Items from a data source
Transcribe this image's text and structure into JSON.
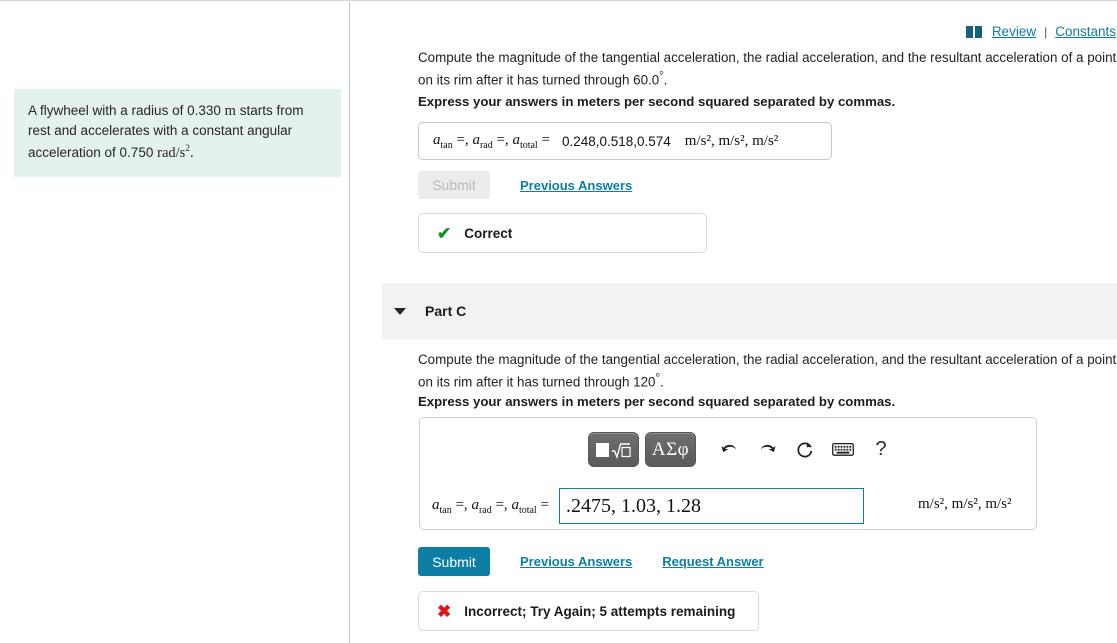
{
  "top_links": {
    "book_icon": "book-icon",
    "review_label": "Review",
    "separator": "|",
    "constants_label": "Constants"
  },
  "problem_statement": {
    "line1": "A flywheel with a radius of 0.330",
    "unit_m": "m",
    "line1_cont": "starts from rest",
    "line2": "and accelerates with a constant angular",
    "line3": "acceleration of 0.750",
    "unit_rad": "rad/s",
    "unit_rad_exp": "2",
    "period": "."
  },
  "part_b": {
    "question_line1": "Compute the magnitude of the tangential acceleration, the radial acceleration, and the resultant acceleration of a point on",
    "question_line2_pre": "its rim after it has turned through 60.0",
    "degree": "°",
    "question_line2_post": ".",
    "instruction": "Express your answers in meters per second squared separated by commas.",
    "label_a": "a",
    "label_tan": "tan",
    "label_eq": " =, ",
    "label_rad": "rad",
    "label_total": "total",
    "label_eq_last": " = ",
    "answer_value": "0.248,0.518,0.574",
    "units": "m/s², m/s², m/s²",
    "submit_label": "Submit",
    "submit_enabled": "false",
    "previous_answers_label": "Previous Answers",
    "status_icon": "check-icon",
    "status_text": "Correct"
  },
  "part_c": {
    "header_label": "Part C",
    "caret_icon": "chevron-down-icon",
    "question_line1": "Compute the magnitude of the tangential acceleration, the radial acceleration, and the resultant acceleration of a point on",
    "question_line2_pre": "its rim after it has turned through 120",
    "degree": "°",
    "question_line2_post": ".",
    "instruction": "Express your answers in meters per second squared separated by commas.",
    "toolbar": {
      "template_button": "math-template-button",
      "greek_button_label": "ΑΣφ",
      "undo_icon": "undo-arrow-icon",
      "redo_icon": "redo-arrow-icon",
      "reset_icon": "reset-circular-arrow-icon",
      "keyboard_icon": "keyboard-icon",
      "help_label": "?"
    },
    "label_a": "a",
    "label_tan": "tan",
    "label_rad": "rad",
    "label_total": "total",
    "input_value": ".2475, 1.03, 1.28",
    "units": "m/s², m/s², m/s²",
    "submit_label": "Submit",
    "previous_answers_label": "Previous Answers",
    "request_answer_label": "Request Answer",
    "status_icon": "cross-icon",
    "status_text": "Incorrect; Try Again; 5 attempts remaining"
  },
  "colors": {
    "accent_teal": "#0d7ea4",
    "problem_bg": "#e3f1ef",
    "correct_green": "#14912f",
    "incorrect_red": "#e0141b",
    "band_grey": "#f2f2f2"
  }
}
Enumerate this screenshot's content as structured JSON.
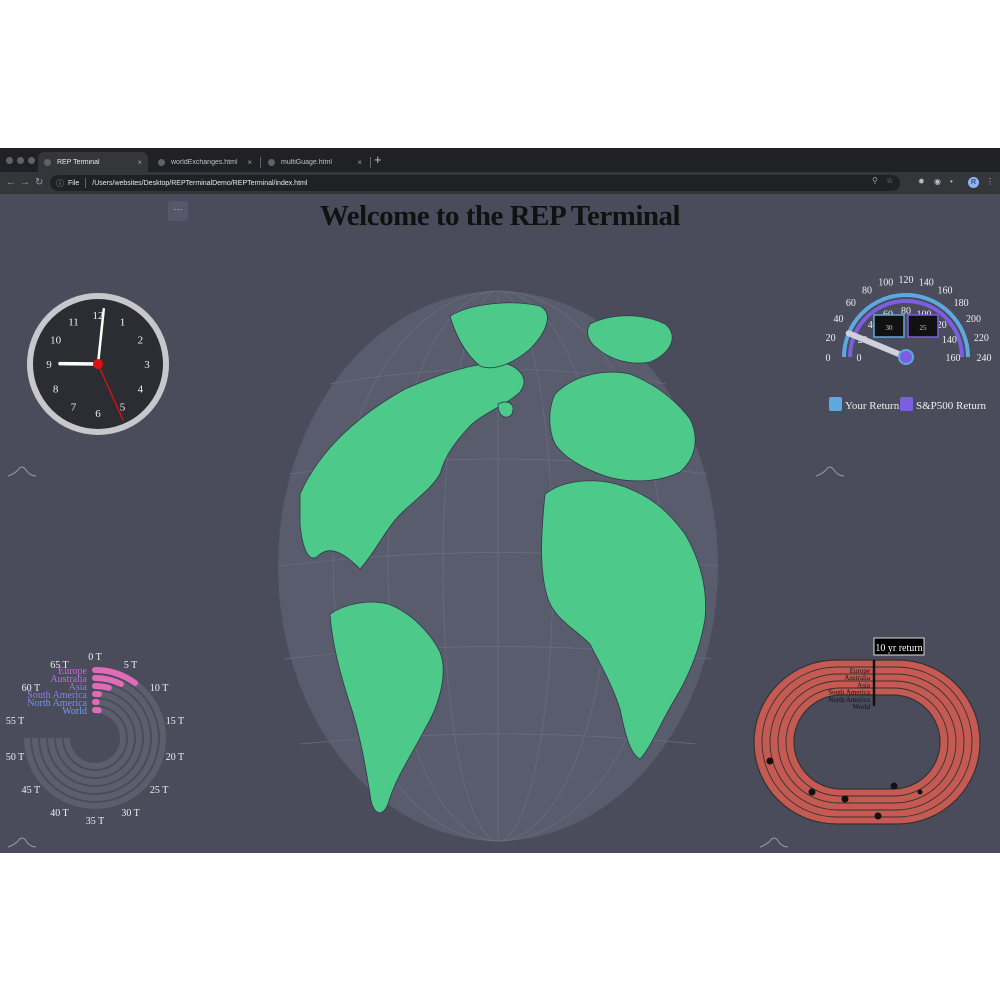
{
  "browser": {
    "tabs": [
      {
        "label": "REP Terminal",
        "active": true
      },
      {
        "label": "worldExchanges.html",
        "active": false
      },
      {
        "label": "multiGuage.html",
        "active": false
      }
    ],
    "new_tab": "+",
    "close_glyph": "×",
    "scheme_label": "File",
    "url": "/Users/websites/Desktop/REPTerminalDemo/REPTerminal/index.html",
    "profile_initial": "R"
  },
  "page": {
    "title": "Welcome to the REP Terminal",
    "more_button": "···"
  },
  "clock": {
    "numerals": [
      "12",
      "1",
      "2",
      "3",
      "4",
      "5",
      "6",
      "7",
      "8",
      "9",
      "10",
      "11"
    ],
    "time": {
      "hour": 9,
      "minute": 1,
      "second": 26
    }
  },
  "gauge": {
    "outer_ticks": [
      "0",
      "20",
      "40",
      "60",
      "80",
      "100",
      "120",
      "140",
      "160",
      "180",
      "200",
      "220",
      "240"
    ],
    "inner_ticks": [
      "0",
      "20",
      "40",
      "60",
      "80",
      "100",
      "120",
      "140",
      "160"
    ],
    "readouts": [
      "30",
      "25"
    ],
    "needle_value": 30,
    "legend": [
      {
        "label": "Your Return",
        "color": "#5ea8e0"
      },
      {
        "label": "S&P500 Return",
        "color": "#7b5fe0"
      }
    ]
  },
  "radial": {
    "regions": [
      "Europe",
      "Australia",
      "Asia",
      "South America",
      "North America",
      "World"
    ],
    "region_colors": [
      "#c86bdc",
      "#b271e0",
      "#9b78e0",
      "#8a7fe6",
      "#7891e8",
      "#6aa4e8"
    ],
    "values_T": [
      7,
      5,
      3,
      1,
      0.5,
      1.5
    ],
    "ticks": [
      "0 T",
      "5 T",
      "10 T",
      "15 T",
      "20 T",
      "25 T",
      "30 T",
      "35 T",
      "40 T",
      "45 T",
      "50 T",
      "55 T",
      "60 T",
      "65 T"
    ],
    "bar_color": "#e06bb8"
  },
  "track": {
    "tooltip": "10 yr return",
    "lanes": [
      "Europe",
      "Australia",
      "Asia",
      "South America",
      "North America",
      "World"
    ]
  },
  "colors": {
    "background": "#4a4c5c",
    "land": "#4dc98a",
    "ocean": "#585c6c",
    "track": "#c45a52"
  }
}
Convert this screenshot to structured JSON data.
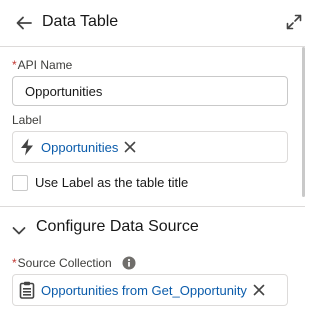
{
  "header": {
    "title": "Data Table"
  },
  "api_name": {
    "required_marker": "*",
    "label": "API Name",
    "value": "Opportunities"
  },
  "label_field": {
    "label": "Label",
    "pill_text": "Opportunities",
    "pill_icon": "lightning-bolt-icon"
  },
  "table_title_option": {
    "label": "Use Label as the table title",
    "checked": false
  },
  "section": {
    "title": "Configure Data Source",
    "expanded": true
  },
  "source_collection": {
    "required_marker": "*",
    "label": "Source Collection",
    "info_icon": "info-icon",
    "pill_text": "Opportunities from Get_Opportunity",
    "pill_icon": "collection-icon"
  },
  "colors": {
    "link": "#0b5cab",
    "required": "#c23934",
    "border": "#c9c9c9",
    "icon_dark": "#444444"
  }
}
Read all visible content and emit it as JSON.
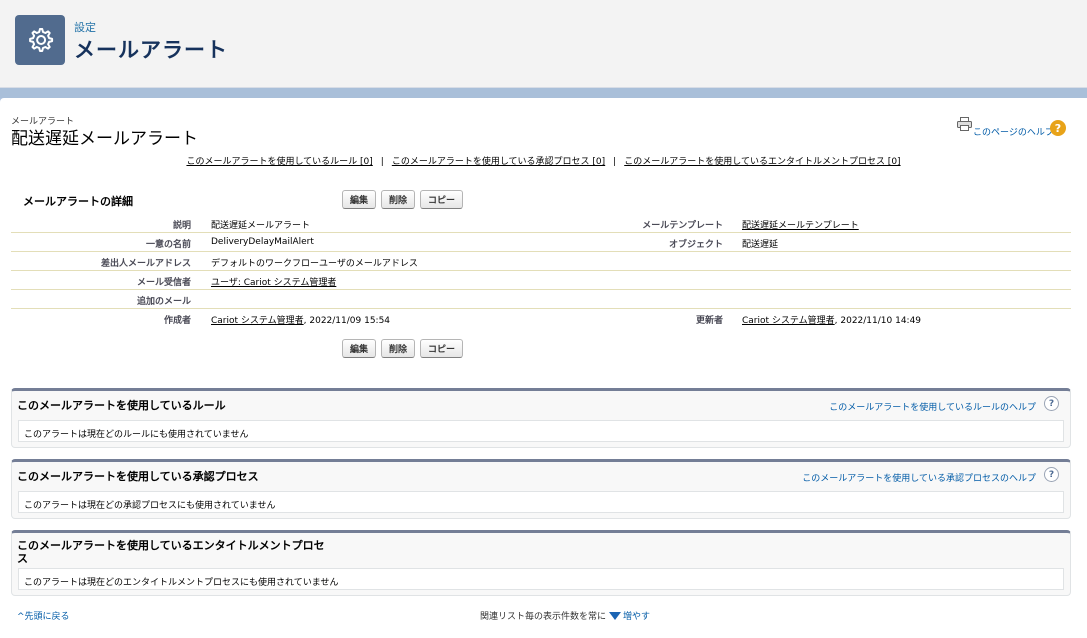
{
  "header": {
    "breadcrumb": "設定",
    "title": "メールアラート",
    "icon": "gear-icon"
  },
  "page": {
    "subtitle": "メールアラート",
    "title": "配送遅延メールアラート",
    "help_link": "このページのヘルプ",
    "related_links": [
      "このメールアラートを使用しているルール [0]",
      "このメールアラートを使用している承認プロセス [0]",
      "このメールアラートを使用しているエンタイトルメントプロセス [0]"
    ],
    "separator": "|"
  },
  "detail": {
    "section_title": "メールアラートの詳細",
    "buttons": {
      "edit": "編集",
      "delete": "削除",
      "copy": "コピー"
    },
    "rows": [
      {
        "label": "説明",
        "value": "配送遅延メールアラート",
        "label2": "メールテンプレート",
        "value2": "配送遅延メールテンプレート"
      },
      {
        "label": "一意の名前",
        "value": "DeliveryDelayMailAlert",
        "label2": "オブジェクト",
        "value2": "配送遅延"
      },
      {
        "label": "差出人メールアドレス",
        "value": "デフォルトのワークフローユーザのメールアドレス"
      },
      {
        "label": "メール受信者",
        "value": "ユーザ: Cariot システム管理者"
      },
      {
        "label": "追加のメール",
        "value": ""
      },
      {
        "label": "作成者",
        "value_link": "Cariot システム管理者",
        "value_date": ", 2022/11/09 15:54",
        "label2": "更新者",
        "value2_link": "Cariot システム管理者",
        "value2_date": ", 2022/11/10 14:49"
      }
    ]
  },
  "related_lists": [
    {
      "title": "このメールアラートを使用しているルール",
      "help": "このメールアラートを使用しているルールのヘルプ",
      "empty": "このアラートは現在どのルールにも使用されていません"
    },
    {
      "title": "このメールアラートを使用している承認プロセス",
      "help": "このメールアラートを使用している承認プロセスのヘルプ",
      "empty": "このアラートは現在どの承認プロセスにも使用されていません"
    },
    {
      "title": "このメールアラートを使用しているエンタイトルメントプロセス",
      "help": "",
      "empty": "このアラートは現在どのエンタイトルメントプロセスにも使用されていません"
    }
  ],
  "footer": {
    "back_to_top": "先頭に戻る",
    "show_more_prefix": "関連リスト毎の表示件数を常に",
    "show_more": "増やす"
  },
  "colors": {
    "link": "#015ba7",
    "help_badge": "#e8a319",
    "tile": "#516b8e"
  }
}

**Exercise**
List each line holding the string "このメールアラートを使用しているエンタイトルメントプロセス".

**Expected answer**
      "このメールアラートを使用しているエンタイトルメントプロセス [0]"
      "title": "このメールアラートを使用しているエンタイトルメントプロセス",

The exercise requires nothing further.